##### Excerpted text #####

For example, time synchronization – it’s shocking, once you talk to Operations people, how something so simple and obvious as a timestamp difference between servers can cause major issues – forcing a rollback due to cascading issues or a troubleshooting crunch because the clocks on two servers drifted out of synch and it broke your database replication. That’s literally fixed in Linux by installing a single package and config. But think about the reward you’ll get in terms of quality and stability with this very unglamorous but fundamental little shift.

Take that list and work on what’s causing pain for your on-call people, what’s causing your deployments to break. The more you can automate this, the better. And make it as self-service as possible – instead of having the devs fire off an email to you, where you create a ticket, then provision test environments – all those manual chokepoints – wouldn’t it be better to have the devs have the ability to call an API or click on a website button and get a test environment spun up automatically that’s set up just like production? That’s a force multiplier in terms of improving your quality right at the get-go.

 Now you’ve got version control, you can provision from code, you can roll out changes and roll them back. Maybe you add in inventory and discoverability of what’s actually running in your infrastructure. It’s amazing how few organizations really have a handle on what’s actually running, holistically. But as you go, you identify some goals and work out the practices you want to implement – then choose the software tool that seems the best fit.

##### Dataset entries #####

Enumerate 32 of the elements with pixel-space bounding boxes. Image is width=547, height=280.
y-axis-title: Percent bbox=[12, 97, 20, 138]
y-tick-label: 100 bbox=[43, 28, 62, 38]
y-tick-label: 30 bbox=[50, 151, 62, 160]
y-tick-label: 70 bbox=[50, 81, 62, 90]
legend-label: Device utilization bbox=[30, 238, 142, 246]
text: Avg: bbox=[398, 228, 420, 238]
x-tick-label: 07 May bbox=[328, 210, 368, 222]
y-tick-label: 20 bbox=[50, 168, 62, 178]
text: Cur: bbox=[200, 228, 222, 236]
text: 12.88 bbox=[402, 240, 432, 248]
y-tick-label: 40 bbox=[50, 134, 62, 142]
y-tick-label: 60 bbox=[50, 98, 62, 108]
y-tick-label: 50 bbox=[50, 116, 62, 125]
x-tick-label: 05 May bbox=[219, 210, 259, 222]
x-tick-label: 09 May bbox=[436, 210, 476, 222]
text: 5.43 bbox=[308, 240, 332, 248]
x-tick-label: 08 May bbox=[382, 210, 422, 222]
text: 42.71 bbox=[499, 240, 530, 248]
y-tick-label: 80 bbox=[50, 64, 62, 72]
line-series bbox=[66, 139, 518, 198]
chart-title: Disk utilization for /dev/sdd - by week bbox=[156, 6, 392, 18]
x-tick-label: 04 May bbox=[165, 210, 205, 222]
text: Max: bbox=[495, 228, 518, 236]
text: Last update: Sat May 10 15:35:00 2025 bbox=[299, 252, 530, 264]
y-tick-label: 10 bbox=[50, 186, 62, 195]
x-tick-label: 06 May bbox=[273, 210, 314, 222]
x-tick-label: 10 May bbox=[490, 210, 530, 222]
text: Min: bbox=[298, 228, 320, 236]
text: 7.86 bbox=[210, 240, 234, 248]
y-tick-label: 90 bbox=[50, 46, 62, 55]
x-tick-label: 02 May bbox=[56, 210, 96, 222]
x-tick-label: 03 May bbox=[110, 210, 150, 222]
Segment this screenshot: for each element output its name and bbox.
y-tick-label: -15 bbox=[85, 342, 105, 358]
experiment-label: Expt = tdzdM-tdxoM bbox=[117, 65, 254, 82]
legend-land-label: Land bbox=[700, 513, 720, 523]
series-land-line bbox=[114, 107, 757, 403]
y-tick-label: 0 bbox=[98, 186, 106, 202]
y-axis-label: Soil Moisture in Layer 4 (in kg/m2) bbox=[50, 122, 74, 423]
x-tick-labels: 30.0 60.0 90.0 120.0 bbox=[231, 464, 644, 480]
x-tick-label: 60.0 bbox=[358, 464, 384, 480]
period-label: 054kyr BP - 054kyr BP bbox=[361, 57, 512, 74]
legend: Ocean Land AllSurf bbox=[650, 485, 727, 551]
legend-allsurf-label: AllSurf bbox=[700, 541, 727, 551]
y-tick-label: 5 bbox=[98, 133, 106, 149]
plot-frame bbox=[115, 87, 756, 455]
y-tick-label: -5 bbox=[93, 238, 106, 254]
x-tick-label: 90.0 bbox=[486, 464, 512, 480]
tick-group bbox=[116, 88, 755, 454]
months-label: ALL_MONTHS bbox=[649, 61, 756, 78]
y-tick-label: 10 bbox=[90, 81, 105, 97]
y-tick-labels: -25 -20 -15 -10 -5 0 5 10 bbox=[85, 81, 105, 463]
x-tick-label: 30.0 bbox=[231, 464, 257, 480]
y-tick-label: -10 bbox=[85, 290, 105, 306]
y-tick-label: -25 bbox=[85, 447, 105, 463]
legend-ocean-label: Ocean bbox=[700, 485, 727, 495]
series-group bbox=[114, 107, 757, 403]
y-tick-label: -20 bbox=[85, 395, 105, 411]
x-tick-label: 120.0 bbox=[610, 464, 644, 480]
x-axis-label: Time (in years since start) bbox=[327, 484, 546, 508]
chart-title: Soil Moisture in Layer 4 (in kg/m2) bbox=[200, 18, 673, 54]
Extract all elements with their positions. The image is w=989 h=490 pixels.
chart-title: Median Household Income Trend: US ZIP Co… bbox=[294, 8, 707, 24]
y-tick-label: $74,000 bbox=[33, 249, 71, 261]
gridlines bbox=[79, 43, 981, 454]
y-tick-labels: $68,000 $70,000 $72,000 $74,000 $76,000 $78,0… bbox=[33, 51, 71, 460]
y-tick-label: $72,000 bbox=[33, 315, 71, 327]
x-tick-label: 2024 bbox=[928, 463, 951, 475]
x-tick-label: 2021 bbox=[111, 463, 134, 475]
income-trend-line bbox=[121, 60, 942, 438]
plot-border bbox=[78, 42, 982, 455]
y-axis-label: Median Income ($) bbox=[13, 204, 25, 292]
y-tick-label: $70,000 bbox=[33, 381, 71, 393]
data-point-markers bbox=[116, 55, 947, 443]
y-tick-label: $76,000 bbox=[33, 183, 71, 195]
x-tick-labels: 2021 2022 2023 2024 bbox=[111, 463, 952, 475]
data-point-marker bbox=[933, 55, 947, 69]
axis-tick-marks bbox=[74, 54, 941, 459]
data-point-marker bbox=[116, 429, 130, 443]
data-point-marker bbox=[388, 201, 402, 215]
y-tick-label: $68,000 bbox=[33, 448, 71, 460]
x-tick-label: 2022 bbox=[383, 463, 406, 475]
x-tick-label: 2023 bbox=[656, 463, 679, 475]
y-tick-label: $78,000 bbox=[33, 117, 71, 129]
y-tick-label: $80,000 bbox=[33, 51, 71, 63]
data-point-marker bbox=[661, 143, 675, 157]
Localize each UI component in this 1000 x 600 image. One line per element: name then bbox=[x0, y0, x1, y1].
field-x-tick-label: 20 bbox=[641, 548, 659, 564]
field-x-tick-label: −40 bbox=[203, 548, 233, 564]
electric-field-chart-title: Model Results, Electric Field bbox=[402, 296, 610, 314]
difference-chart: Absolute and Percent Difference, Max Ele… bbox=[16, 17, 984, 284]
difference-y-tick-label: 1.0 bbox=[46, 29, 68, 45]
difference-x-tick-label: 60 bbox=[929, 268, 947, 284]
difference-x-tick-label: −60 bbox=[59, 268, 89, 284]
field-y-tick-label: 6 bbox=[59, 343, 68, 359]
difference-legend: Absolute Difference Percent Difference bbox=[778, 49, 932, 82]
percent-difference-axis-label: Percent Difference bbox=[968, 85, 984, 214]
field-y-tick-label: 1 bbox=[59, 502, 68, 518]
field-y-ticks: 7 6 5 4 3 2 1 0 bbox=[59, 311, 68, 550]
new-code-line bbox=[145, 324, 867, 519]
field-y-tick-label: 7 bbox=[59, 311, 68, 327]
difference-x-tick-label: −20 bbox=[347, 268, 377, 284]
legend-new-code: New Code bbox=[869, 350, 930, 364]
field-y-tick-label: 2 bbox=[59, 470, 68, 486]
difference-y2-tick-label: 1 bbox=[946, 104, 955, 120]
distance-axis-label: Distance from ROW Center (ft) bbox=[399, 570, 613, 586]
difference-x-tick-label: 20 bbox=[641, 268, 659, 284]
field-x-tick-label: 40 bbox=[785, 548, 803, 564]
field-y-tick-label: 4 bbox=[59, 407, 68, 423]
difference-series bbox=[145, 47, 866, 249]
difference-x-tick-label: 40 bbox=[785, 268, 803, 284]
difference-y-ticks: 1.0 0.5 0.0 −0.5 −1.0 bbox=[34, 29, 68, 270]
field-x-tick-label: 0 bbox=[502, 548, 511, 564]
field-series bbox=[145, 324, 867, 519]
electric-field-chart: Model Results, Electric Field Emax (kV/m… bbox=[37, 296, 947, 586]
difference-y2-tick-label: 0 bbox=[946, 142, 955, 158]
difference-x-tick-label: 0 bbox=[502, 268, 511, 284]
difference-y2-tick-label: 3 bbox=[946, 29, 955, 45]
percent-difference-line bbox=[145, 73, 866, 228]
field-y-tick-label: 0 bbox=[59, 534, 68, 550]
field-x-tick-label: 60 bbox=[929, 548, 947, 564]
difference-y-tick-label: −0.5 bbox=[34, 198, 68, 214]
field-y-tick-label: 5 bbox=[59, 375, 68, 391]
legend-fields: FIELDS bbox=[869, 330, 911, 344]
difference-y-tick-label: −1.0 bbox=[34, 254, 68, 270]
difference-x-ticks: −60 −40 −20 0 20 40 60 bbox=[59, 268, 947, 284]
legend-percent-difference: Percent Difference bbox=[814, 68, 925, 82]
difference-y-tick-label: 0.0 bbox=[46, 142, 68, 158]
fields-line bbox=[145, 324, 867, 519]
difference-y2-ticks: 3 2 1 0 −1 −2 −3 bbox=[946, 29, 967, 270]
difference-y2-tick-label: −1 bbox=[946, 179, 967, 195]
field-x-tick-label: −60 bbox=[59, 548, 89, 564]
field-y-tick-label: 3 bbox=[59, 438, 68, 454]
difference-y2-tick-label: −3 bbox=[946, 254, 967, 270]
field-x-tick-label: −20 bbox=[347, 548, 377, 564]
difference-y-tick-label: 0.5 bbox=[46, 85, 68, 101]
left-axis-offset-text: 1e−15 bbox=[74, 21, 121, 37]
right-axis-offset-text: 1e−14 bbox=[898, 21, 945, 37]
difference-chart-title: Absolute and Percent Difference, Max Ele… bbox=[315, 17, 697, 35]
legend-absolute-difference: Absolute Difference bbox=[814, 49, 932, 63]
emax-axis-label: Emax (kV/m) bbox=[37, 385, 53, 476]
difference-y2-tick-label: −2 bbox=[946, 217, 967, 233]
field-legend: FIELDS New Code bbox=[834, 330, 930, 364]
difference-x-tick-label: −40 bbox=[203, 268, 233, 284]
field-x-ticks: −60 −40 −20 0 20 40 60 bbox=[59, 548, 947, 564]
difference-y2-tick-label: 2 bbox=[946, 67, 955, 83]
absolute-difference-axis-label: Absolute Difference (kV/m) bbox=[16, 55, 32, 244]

#####

Tasks to carry out ▸
1 - The excerpt on operations automation describes a slow, manual way developers currently get test environments. List each step of that process in order.
2 - Answer these questions using the excerpt on operations automation.
(a) What does the excerpt say fixes time synchronization in Linux?
(b) What two problems should you work on when you take the list?
(c) When do you choose a software tool?
3 - Write the next part of the excerpt on operations automation, starting after its last sentence.

Expected responses ▸
1 -
1. The devs fire off an email to you.
2. You create a ticket.
3. You provision test environments.

2 -
(a) Installing a single package and config.
(b) What is causing pain for your on-call people and what is causing your deployments to break.
(c) After you identify some goals and work out the practices you want to implement, you choose the tool that seems the best fit.

3 -
Continuous Delivery Is The Finish Line

The end goal though is always the same. Your target, your goal is to get as close as you can to Continuous Integration / Continuous delivery. Aiming for continuous delivery is the most productive single thing an enterprise can do, pure and simple. There’s tools around this – obviously working for Puppet I have my personal bias as to what’s best. But pick one, after some thought – and play with it. Start growing out your testing skills, so you can trust your release gates.

With COTS products you can’t always adopt all of these practices – but you can get pretty close, even with big-splash, multi-GB releases. For example, you can use deployment slots and script as much as you can. Yes, there’s going to be some manual steps – but the more you can automate even this, the happier you’ll be.

Over time, kind of naturally, you’ll see a set of teams appear that are using CI/CD, and automation, and the company can point to these as success stories. That’s when an executive sponsor can step in and set this as a mandate, top down. But just about every DevOps success story we’ve seen goes through this pioneering phase where they’re trying things out squad by squad and experimenting – that’s a good thing. You can’t skip this, no more than a caterpillar can go right to being a butterfly.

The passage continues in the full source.